● EXERCISE DIRECTIONS
Emit the entire listing verbatim.

(Collection entries)
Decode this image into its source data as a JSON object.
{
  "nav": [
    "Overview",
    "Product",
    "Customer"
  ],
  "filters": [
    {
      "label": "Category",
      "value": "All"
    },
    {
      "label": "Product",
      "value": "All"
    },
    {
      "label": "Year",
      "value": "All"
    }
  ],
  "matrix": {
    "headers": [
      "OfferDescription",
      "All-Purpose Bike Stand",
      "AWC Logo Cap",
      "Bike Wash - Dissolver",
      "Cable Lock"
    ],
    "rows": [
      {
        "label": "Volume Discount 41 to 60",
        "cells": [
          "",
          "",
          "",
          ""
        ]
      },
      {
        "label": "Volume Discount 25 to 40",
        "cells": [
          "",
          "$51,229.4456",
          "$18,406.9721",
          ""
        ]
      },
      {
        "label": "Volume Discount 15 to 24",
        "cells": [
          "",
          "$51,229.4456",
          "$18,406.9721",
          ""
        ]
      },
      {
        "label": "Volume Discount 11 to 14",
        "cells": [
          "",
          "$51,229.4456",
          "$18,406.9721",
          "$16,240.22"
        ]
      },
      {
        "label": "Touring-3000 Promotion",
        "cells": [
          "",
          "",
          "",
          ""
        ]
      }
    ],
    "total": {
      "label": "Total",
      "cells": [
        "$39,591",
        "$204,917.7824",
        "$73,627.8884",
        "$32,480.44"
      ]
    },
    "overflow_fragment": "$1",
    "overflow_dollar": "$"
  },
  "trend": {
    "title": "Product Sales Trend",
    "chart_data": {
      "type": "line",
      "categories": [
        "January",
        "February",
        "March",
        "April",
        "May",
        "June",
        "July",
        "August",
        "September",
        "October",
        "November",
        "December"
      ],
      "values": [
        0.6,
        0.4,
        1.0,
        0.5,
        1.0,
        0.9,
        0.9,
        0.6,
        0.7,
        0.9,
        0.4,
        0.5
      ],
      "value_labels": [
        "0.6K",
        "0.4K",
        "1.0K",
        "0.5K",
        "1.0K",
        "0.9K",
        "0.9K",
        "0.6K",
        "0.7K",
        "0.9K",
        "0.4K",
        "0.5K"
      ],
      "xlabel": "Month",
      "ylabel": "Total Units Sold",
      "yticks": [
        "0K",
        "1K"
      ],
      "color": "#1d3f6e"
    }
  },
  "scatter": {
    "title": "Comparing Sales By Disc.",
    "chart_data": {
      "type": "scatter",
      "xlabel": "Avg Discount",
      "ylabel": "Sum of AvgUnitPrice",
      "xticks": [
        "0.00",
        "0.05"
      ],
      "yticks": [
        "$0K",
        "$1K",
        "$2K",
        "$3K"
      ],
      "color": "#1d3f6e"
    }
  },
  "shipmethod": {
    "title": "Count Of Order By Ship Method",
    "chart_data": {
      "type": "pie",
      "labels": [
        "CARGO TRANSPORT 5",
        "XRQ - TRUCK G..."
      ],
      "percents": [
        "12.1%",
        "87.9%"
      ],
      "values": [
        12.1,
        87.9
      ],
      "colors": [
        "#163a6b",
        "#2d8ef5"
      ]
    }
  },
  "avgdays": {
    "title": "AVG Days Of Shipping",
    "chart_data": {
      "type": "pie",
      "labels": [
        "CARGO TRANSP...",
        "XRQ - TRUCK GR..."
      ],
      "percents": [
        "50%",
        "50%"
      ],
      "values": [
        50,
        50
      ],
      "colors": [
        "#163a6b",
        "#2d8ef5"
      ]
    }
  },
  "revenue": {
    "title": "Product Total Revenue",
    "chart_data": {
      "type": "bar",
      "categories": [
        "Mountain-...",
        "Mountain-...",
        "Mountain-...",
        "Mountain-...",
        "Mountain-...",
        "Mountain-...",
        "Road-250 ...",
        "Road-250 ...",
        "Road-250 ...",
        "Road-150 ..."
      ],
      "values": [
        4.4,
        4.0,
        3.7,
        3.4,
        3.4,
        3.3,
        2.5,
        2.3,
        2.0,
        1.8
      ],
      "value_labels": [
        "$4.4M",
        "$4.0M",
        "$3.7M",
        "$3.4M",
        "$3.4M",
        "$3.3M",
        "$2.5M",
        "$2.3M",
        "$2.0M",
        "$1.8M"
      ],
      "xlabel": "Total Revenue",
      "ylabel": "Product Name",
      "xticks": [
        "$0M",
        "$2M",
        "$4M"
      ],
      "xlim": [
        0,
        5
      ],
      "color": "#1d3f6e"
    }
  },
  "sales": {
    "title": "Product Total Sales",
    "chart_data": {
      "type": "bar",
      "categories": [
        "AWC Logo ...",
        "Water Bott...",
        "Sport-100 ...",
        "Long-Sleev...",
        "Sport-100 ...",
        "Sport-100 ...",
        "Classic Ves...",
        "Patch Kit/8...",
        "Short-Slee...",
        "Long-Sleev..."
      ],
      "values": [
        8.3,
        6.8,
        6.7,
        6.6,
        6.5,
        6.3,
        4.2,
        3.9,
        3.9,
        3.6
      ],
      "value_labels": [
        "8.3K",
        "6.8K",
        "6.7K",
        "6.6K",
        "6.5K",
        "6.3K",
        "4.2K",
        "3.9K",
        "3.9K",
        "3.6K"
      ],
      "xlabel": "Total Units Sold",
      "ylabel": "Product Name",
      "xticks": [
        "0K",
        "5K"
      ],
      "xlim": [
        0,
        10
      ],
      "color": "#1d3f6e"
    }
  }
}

● FINISHED EXERCISE
Decode this image into its source data as a JSON object.
{
  "nav": [
    "Overview",
    "Product",
    "Customer"
  ],
  "filters": [
    {
      "label": "Category",
      "value": "All"
    },
    {
      "label": "Product",
      "value": "All"
    },
    {
      "label": "Year",
      "value": "All"
    }
  ],
  "matrix": {
    "headers": [
      "OfferDescription",
      "All-Purpose Bike Stand",
      "AWC Logo Cap",
      "Bike Wash - Dissolver",
      "Cable Lock"
    ],
    "rows": [
      {
        "label": "Volume Discount 41 to 60",
        "cells": [
          "",
          "",
          "",
          ""
        ]
      },
      {
        "label": "Volume Discount 25 to 40",
        "cells": [
          "",
          "$51,229.4456",
          "$18,406.9721",
          ""
        ]
      },
      {
        "label": "Volume Discount 15 to 24",
        "cells": [
          "",
          "$51,229.4456",
          "$18,406.9721",
          ""
        ]
      },
      {
        "label": "Volume Discount 11 to 14",
        "cells": [
          "",
          "$51,229.4456",
          "$18,406.9721",
          "$16,240.22"
        ]
      },
      {
        "label": "Touring-3000 Promotion",
        "cells": [
          "",
          "",
          "",
          ""
        ]
      }
    ],
    "total": {
      "label": "Total",
      "cells": [
        "$39,591",
        "$204,917.7824",
        "$73,627.8884",
        "$32,480.44"
      ]
    },
    "overflow_fragment": "$1",
    "overflow_dollar": "$"
  },
  "trend": {
    "title": "Product Sales Trend",
    "chart_data": {
      "type": "line",
      "categories": [
        "January",
        "February",
        "March",
        "April",
        "May",
        "June",
        "July",
        "August",
        "September",
        "October",
        "November",
        "December"
      ],
      "values": [
        0.6,
        0.4,
        1.0,
        0.5,
        1.0,
        0.9,
        0.9,
        0.6,
        0.7,
        0.9,
        0.4,
        0.5
      ],
      "value_labels": [
        "0.6K",
        "0.4K",
        "1.0K",
        "0.5K",
        "1.0K",
        "0.9K",
        "0.9K",
        "0.6K",
        "0.7K",
        "0.9K",
        "0.4K",
        "0.5K"
      ],
      "xlabel": "Month",
      "ylabel": "Total Units Sold",
      "yticks": [
        "0K",
        "1K"
      ],
      "color": "#1d3f6e"
    }
  },
  "scatter": {
    "title": "Comparing Sales By Disc.",
    "chart_data": {
      "type": "scatter",
      "xlabel": "Avg Discount",
      "ylabel": "Sum of AvgUnitPrice",
      "xticks": [
        "0.00",
        "0.05"
      ],
      "yticks": [
        "$0K",
        "$1K",
        "$2K",
        "$3K"
      ],
      "color": "#1d3f6e"
    }
  },
  "shipmethod": {
    "title": "Count Of Order By Ship Method",
    "chart_data": {
      "type": "pie",
      "labels": [
        "CARGO TRANSPORT 5",
        "XRQ - TRUCK G..."
      ],
      "percents": [
        "12.1%",
        "87.9%"
      ],
      "values": [
        12.1,
        87.9
      ],
      "colors": [
        "#163a6b",
        "#2d8ef5"
      ]
    }
  },
  "avgdays": {
    "title": "AVG Days Of Shipping",
    "chart_data": {
      "type": "pie",
      "labels": [
        "CARGO TRANSP...",
        "XRQ - TRUCK GR..."
      ],
      "percents": [
        "50%",
        "50%"
      ],
      "values": [
        50,
        50
      ],
      "colors": [
        "#163a6b",
        "#2d8ef5"
      ]
    }
  },
  "revenue": {
    "title": "Product Total Revenue",
    "chart_data": {
      "type": "bar",
      "categories": [
        "Mountain-...",
        "Mountain-...",
        "Mountain-...",
        "Mountain-...",
        "Mountain-...",
        "Mountain-...",
        "Road-250 ...",
        "Road-250 ...",
        "Road-250 ...",
        "Road-150 ..."
      ],
      "values": [
        4.4,
        4.0,
        3.7,
        3.4,
        3.4,
        3.3,
        2.5,
        2.3,
        2.0,
        1.8
      ],
      "value_labels": [
        "$4.4M",
        "$4.0M",
        "$3.7M",
        "$3.4M",
        "$3.4M",
        "$3.3M",
        "$2.5M",
        "$2.3M",
        "$2.0M",
        "$1.8M"
      ],
      "xlabel": "Total Revenue",
      "ylabel": "Product Name",
      "xticks": [
        "$0M",
        "$2M",
        "$4M"
      ],
      "xlim": [
        0,
        5
      ],
      "color": "#1d3f6e"
    }
  },
  "sales": {
    "title": "Product Total Sales",
    "chart_data": {
      "type": "bar",
      "categories": [
        "AWC Logo ...",
        "Water Bott...",
        "Sport-100 ...",
        "Long-Sleev...",
        "Sport-100 ...",
        "Sport-100 ...",
        "Classic Ves...",
        "Patch Kit/8...",
        "Short-Slee...",
        "Long-Sleev..."
      ],
      "values": [
        8.3,
        6.8,
        6.7,
        6.6,
        6.5,
        6.3,
        4.2,
        3.9,
        3.9,
        3.6
      ],
      "value_labels": [
        "8.3K",
        "6.8K",
        "6.7K",
        "6.6K",
        "6.5K",
        "6.3K",
        "4.2K",
        "3.9K",
        "3.9K",
        "3.6K"
      ],
      "xlabel": "Total Units Sold",
      "ylabel": "Product Name",
      "xticks": [
        "0K",
        "5K"
      ],
      "xlim": [
        0,
        10
      ],
      "color": "#1d3f6e"
    }
  }
}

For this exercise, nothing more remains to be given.